| Work instructions |
Copy out the material below in full, but not its images.

| Given records |
▽

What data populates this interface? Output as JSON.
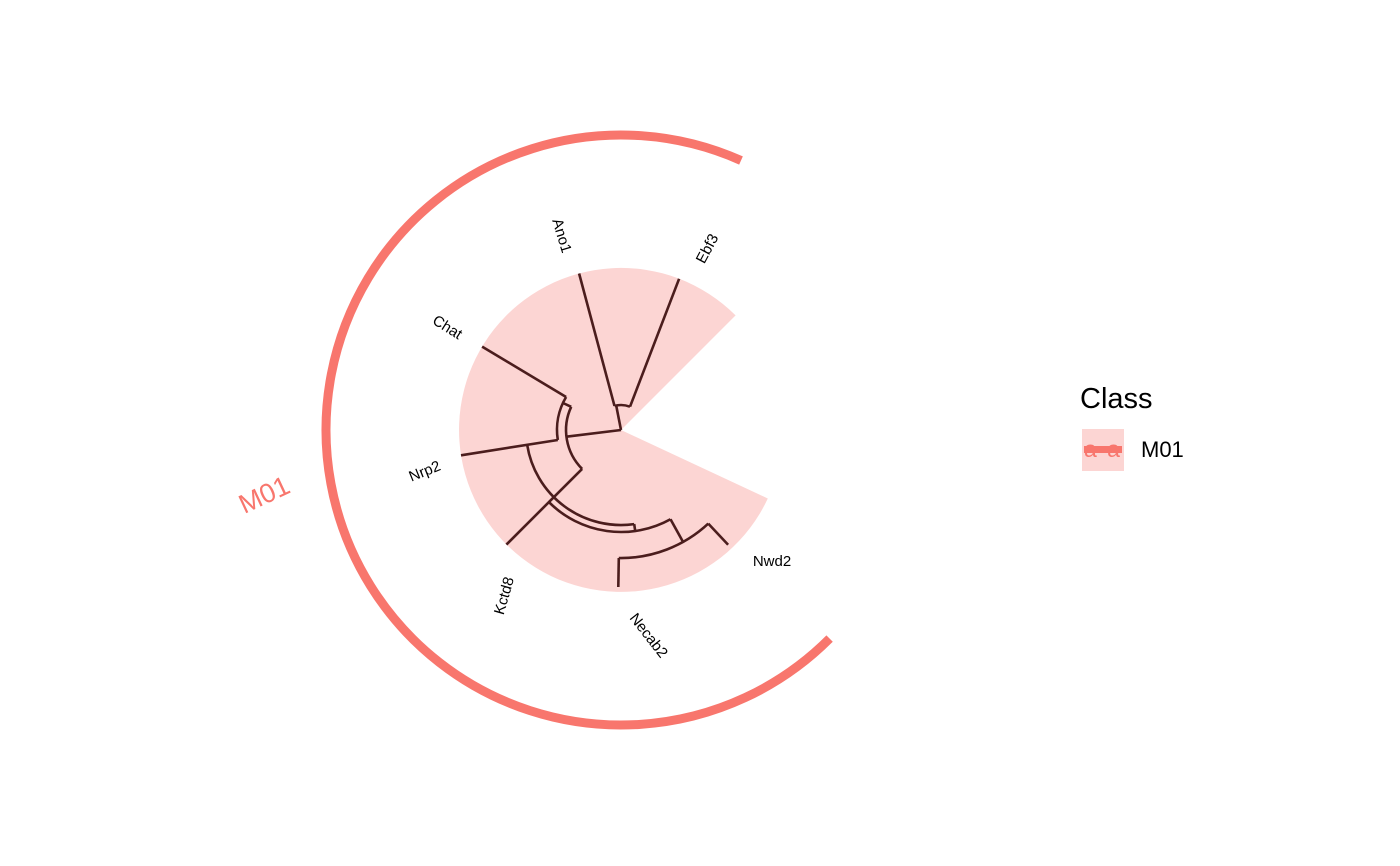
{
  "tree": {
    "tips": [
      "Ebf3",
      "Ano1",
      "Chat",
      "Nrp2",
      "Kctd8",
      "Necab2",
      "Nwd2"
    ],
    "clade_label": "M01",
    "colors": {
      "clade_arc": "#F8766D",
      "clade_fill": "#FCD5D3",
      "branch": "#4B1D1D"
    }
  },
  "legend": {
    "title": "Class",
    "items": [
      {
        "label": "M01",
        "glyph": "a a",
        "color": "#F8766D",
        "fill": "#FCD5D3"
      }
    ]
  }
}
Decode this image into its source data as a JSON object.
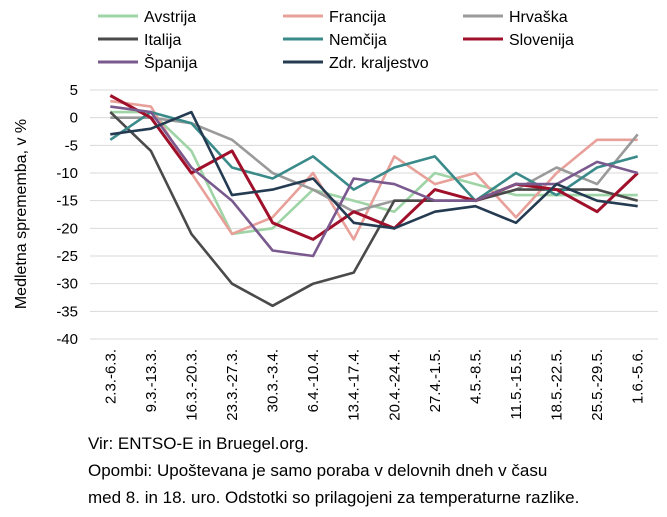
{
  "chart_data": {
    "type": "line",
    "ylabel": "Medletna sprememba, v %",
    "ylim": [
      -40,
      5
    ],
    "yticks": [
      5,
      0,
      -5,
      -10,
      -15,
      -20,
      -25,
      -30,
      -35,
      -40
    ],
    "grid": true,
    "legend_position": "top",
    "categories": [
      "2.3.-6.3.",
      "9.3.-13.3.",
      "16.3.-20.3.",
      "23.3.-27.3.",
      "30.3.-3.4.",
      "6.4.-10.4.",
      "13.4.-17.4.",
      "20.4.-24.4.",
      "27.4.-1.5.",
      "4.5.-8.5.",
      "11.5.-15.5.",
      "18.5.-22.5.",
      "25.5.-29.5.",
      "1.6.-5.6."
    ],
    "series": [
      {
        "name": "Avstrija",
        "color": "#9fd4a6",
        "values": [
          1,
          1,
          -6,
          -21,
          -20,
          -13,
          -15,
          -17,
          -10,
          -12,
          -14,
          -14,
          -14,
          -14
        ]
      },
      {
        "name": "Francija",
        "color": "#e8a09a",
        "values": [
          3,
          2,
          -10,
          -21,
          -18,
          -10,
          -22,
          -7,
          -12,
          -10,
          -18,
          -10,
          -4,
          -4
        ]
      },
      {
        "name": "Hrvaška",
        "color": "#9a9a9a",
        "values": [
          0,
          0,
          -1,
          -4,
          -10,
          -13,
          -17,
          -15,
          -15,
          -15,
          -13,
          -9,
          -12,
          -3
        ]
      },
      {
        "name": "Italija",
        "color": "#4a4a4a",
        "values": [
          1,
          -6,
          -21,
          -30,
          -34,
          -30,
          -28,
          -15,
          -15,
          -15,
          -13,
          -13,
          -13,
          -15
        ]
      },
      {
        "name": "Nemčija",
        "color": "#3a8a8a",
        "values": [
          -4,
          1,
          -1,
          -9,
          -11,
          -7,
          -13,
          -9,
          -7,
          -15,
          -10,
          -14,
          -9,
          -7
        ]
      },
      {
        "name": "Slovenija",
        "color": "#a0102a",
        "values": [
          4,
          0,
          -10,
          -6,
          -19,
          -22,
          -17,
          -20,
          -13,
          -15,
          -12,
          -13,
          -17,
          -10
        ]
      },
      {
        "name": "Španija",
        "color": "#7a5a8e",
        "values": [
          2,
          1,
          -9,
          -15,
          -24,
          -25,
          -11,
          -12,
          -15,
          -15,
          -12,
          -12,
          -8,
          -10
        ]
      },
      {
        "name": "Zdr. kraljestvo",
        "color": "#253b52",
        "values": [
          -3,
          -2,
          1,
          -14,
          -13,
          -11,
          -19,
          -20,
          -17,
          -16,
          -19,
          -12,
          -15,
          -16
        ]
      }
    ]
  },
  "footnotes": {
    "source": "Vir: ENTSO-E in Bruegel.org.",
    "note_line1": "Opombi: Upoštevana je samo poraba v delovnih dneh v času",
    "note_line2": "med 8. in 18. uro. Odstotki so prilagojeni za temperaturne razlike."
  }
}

△

| Answer to the task |
What data populates this interface? Output as JSON.
{
  "tree": {
    "tips": [
      "Ebf3",
      "Ano1",
      "Chat",
      "Nrp2",
      "Kctd8",
      "Necab2",
      "Nwd2"
    ],
    "clade_label": "M01",
    "colors": {
      "clade_arc": "#F8766D",
      "clade_fill": "#FCD5D3",
      "branch": "#4B1D1D"
    }
  },
  "legend": {
    "title": "Class",
    "items": [
      {
        "label": "M01",
        "glyph": "a a",
        "color": "#F8766D",
        "fill": "#FCD5D3"
      }
    ]
  }
}
Decode this image into its source data as a JSON object.
{
  "chart_data": {
    "type": "line",
    "ylabel": "Medletna sprememba, v %",
    "ylim": [
      -40,
      5
    ],
    "yticks": [
      5,
      0,
      -5,
      -10,
      -15,
      -20,
      -25,
      -30,
      -35,
      -40
    ],
    "grid": true,
    "legend_position": "top",
    "categories": [
      "2.3.-6.3.",
      "9.3.-13.3.",
      "16.3.-20.3.",
      "23.3.-27.3.",
      "30.3.-3.4.",
      "6.4.-10.4.",
      "13.4.-17.4.",
      "20.4.-24.4.",
      "27.4.-1.5.",
      "4.5.-8.5.",
      "11.5.-15.5.",
      "18.5.-22.5.",
      "25.5.-29.5.",
      "1.6.-5.6."
    ],
    "series": [
      {
        "name": "Avstrija",
        "color": "#9fd4a6",
        "values": [
          1,
          1,
          -6,
          -21,
          -20,
          -13,
          -15,
          -17,
          -10,
          -12,
          -14,
          -14,
          -14,
          -14
        ]
      },
      {
        "name": "Francija",
        "color": "#e8a09a",
        "values": [
          3,
          2,
          -10,
          -21,
          -18,
          -10,
          -22,
          -7,
          -12,
          -10,
          -18,
          -10,
          -4,
          -4
        ]
      },
      {
        "name": "Hrvaška",
        "color": "#9a9a9a",
        "values": [
          0,
          0,
          -1,
          -4,
          -10,
          -13,
          -17,
          -15,
          -15,
          -15,
          -13,
          -9,
          -12,
          -3
        ]
      },
      {
        "name": "Italija",
        "color": "#4a4a4a",
        "values": [
          1,
          -6,
          -21,
          -30,
          -34,
          -30,
          -28,
          -15,
          -15,
          -15,
          -13,
          -13,
          -13,
          -15
        ]
      },
      {
        "name": "Nemčija",
        "color": "#3a8a8a",
        "values": [
          -4,
          1,
          -1,
          -9,
          -11,
          -7,
          -13,
          -9,
          -7,
          -15,
          -10,
          -14,
          -9,
          -7
        ]
      },
      {
        "name": "Slovenija",
        "color": "#a0102a",
        "values": [
          4,
          0,
          -10,
          -6,
          -19,
          -22,
          -17,
          -20,
          -13,
          -15,
          -12,
          -13,
          -17,
          -10
        ]
      },
      {
        "name": "Španija",
        "color": "#7a5a8e",
        "values": [
          2,
          1,
          -9,
          -15,
          -24,
          -25,
          -11,
          -12,
          -15,
          -15,
          -12,
          -12,
          -8,
          -10
        ]
      },
      {
        "name": "Zdr. kraljestvo",
        "color": "#253b52",
        "values": [
          -3,
          -2,
          1,
          -14,
          -13,
          -11,
          -19,
          -20,
          -17,
          -16,
          -19,
          -12,
          -15,
          -16
        ]
      }
    ]
  },
  "footnotes": {
    "source": "Vir: ENTSO-E in Bruegel.org.",
    "note_line1": "Opombi: Upoštevana je samo poraba v delovnih dneh v času",
    "note_line2": "med 8. in 18. uro. Odstotki so prilagojeni za temperaturne razlike."
  }
}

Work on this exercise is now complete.